- **Verilen alıntı**
-------

Uzun dönemde ise Erdoğan siyasi koşullara göre Şimşek ile anlaşmasına uymayıp tekrardan (artık) irrasyonel diye adlandırılan politikalara dönmek isteyebilir. Bunu iktidarın o dönemki oy oranlarına ve makroekonomik iyileşmenin oy oranlarına etkisine göre değerlendirecektir. Kısa dönemde ekonomik tercihler mecburiyet iken, uzun dönemde siyasi koşullar belirleyici olacaktır.
Karşımızda artık işler kötüye gittiğinde seçim öncesi ekonomiyi arkasına aldığı devlet gücüyle birlikte tüm koşulları zorlayarak kazanmanın tadını almış bir Erdoğan var. O nedenle geleneksel politikalarla istediği sonuçları alamamış bir Erdoğan’ın beyninin bir tarafında geleneksel olmayana dönüş düşüncesi hep var olacaktır. Şimşek ile yaptığı görüşmelerde boyun eğen tarafın Erdoğan olduğu düşünüldüğünde, o görüşmelerin oldukça uzun sürmesi düşüncelerinde net olmayan bir Erdoğan sinyali veriyor zaten. Kendisi uygulanacak politikalara razı değil ama mecbur hissediyor olsa gerek ki Şimşek’in şartlarını kabul etmesi uzun sürdü. Yani rasyonaliteye dönüşte çok kararlı bir Erdoğan yok, mecbur olan bir Erdoğan var.

-------

- **Kayıt seti**

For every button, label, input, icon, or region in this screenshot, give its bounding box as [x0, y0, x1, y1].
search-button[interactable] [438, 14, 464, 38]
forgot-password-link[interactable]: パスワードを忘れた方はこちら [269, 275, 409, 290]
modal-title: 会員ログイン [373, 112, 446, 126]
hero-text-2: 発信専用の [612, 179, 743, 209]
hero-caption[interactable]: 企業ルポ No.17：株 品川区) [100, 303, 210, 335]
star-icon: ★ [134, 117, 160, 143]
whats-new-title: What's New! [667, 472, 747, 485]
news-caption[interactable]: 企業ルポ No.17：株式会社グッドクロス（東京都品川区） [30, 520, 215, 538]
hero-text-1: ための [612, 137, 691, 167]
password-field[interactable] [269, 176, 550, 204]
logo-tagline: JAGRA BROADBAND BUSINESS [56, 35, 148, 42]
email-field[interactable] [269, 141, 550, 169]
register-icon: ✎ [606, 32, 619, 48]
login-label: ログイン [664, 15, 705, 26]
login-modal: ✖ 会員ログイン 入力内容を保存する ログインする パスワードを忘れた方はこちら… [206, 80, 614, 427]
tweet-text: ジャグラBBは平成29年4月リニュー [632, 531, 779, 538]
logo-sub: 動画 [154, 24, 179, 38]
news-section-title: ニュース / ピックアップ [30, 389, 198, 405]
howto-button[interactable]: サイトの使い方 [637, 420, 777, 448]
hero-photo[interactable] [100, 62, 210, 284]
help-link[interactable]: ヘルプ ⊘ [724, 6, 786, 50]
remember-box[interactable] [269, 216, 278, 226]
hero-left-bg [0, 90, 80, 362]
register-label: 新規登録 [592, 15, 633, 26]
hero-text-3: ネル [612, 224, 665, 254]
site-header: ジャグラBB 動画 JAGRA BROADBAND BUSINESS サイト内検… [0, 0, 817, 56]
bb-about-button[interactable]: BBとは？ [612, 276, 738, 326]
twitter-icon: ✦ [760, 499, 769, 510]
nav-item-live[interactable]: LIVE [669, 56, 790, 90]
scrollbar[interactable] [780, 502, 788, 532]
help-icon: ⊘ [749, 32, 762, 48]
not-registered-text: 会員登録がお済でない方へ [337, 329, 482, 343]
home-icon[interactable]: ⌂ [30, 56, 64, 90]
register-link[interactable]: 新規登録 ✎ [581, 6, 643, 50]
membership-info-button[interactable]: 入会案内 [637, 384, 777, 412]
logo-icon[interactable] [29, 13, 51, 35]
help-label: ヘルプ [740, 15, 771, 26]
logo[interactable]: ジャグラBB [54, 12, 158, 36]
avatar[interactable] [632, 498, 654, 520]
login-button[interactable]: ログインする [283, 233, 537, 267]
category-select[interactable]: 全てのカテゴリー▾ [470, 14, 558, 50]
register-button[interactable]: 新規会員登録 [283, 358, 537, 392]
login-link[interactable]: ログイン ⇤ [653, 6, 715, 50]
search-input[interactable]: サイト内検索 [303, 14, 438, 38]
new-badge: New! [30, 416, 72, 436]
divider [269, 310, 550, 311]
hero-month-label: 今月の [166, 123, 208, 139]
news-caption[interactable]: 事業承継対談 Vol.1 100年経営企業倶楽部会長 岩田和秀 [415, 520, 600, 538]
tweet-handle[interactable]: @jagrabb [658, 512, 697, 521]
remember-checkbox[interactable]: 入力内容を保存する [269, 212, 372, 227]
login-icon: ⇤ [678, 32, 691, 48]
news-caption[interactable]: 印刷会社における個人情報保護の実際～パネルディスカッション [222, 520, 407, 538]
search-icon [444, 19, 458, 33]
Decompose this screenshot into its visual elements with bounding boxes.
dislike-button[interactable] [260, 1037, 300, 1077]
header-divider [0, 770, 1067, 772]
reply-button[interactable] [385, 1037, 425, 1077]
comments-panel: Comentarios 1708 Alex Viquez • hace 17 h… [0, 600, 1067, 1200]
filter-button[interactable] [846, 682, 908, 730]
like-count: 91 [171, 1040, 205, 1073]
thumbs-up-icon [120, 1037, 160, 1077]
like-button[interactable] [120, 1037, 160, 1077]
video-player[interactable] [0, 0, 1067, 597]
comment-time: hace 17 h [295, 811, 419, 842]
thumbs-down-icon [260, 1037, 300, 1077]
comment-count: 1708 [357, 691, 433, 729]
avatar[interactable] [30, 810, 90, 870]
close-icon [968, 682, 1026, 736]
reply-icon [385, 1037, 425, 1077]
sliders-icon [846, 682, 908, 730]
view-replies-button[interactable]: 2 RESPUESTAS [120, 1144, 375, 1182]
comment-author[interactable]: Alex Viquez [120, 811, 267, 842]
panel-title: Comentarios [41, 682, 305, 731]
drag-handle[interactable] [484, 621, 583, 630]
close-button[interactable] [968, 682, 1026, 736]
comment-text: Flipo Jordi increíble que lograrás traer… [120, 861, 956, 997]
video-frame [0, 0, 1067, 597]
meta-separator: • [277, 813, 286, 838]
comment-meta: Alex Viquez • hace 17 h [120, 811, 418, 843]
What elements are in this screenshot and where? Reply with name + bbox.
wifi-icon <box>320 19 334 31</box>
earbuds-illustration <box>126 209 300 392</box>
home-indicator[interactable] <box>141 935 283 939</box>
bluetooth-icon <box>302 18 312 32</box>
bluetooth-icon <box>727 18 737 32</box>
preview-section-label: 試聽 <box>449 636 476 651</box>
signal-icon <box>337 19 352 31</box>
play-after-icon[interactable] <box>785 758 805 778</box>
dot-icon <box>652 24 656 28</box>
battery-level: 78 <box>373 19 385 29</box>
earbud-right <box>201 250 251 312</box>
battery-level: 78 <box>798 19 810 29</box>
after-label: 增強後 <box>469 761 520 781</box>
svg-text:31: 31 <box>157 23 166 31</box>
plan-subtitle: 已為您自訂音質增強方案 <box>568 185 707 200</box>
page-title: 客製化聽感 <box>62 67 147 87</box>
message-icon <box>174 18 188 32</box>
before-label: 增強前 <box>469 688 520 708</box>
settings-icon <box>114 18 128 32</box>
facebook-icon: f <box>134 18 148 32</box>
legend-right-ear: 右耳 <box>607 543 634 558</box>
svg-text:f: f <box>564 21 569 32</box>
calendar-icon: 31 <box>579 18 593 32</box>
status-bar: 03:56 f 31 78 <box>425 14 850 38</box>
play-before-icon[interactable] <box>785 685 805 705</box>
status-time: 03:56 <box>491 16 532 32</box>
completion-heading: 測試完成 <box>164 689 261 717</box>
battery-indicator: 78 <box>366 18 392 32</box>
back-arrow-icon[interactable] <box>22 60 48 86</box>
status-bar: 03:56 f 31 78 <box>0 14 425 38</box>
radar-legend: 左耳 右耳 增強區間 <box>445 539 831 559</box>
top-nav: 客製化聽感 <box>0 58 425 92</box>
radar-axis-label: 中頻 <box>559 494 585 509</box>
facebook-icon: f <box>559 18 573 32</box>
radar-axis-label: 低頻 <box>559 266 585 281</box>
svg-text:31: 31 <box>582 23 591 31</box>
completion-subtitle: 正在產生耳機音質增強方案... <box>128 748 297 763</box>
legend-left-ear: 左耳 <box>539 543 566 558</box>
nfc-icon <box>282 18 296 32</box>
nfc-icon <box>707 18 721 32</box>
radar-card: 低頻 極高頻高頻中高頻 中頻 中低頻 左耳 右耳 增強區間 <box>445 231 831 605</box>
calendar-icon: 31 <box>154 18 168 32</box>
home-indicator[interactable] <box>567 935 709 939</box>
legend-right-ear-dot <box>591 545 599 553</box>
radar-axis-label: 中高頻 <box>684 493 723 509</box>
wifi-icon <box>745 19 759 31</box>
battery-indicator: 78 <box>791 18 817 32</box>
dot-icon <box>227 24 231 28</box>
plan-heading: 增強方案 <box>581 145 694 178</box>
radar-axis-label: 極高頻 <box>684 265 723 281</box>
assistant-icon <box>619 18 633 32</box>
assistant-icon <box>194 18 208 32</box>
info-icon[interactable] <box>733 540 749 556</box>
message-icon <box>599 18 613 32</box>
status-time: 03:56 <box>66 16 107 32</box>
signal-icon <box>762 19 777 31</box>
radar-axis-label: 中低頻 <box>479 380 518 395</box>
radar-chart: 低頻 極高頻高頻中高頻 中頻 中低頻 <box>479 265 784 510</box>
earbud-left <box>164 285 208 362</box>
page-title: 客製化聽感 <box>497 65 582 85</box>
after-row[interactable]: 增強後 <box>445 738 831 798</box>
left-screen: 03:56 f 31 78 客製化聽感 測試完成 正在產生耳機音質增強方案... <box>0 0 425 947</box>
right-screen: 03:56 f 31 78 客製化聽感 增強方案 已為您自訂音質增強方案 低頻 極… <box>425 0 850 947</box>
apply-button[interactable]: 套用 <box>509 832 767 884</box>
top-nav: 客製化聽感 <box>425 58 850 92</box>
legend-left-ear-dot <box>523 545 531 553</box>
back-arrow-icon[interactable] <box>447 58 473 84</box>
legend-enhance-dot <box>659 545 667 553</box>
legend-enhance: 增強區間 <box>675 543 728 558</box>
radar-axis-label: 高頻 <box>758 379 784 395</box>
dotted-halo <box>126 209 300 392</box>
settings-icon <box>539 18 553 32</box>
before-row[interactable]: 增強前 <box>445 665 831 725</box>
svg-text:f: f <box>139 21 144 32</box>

-------

- **Verilen görev**
Verilen alıntıya göre uzun dönemde belirleyici olacak etken nedir? Lütfen tek cümleyle yanıtlayın.

- **Yazılı yanıt**
Uzun dönemde siyasi koşullar belirleyici olacaktır.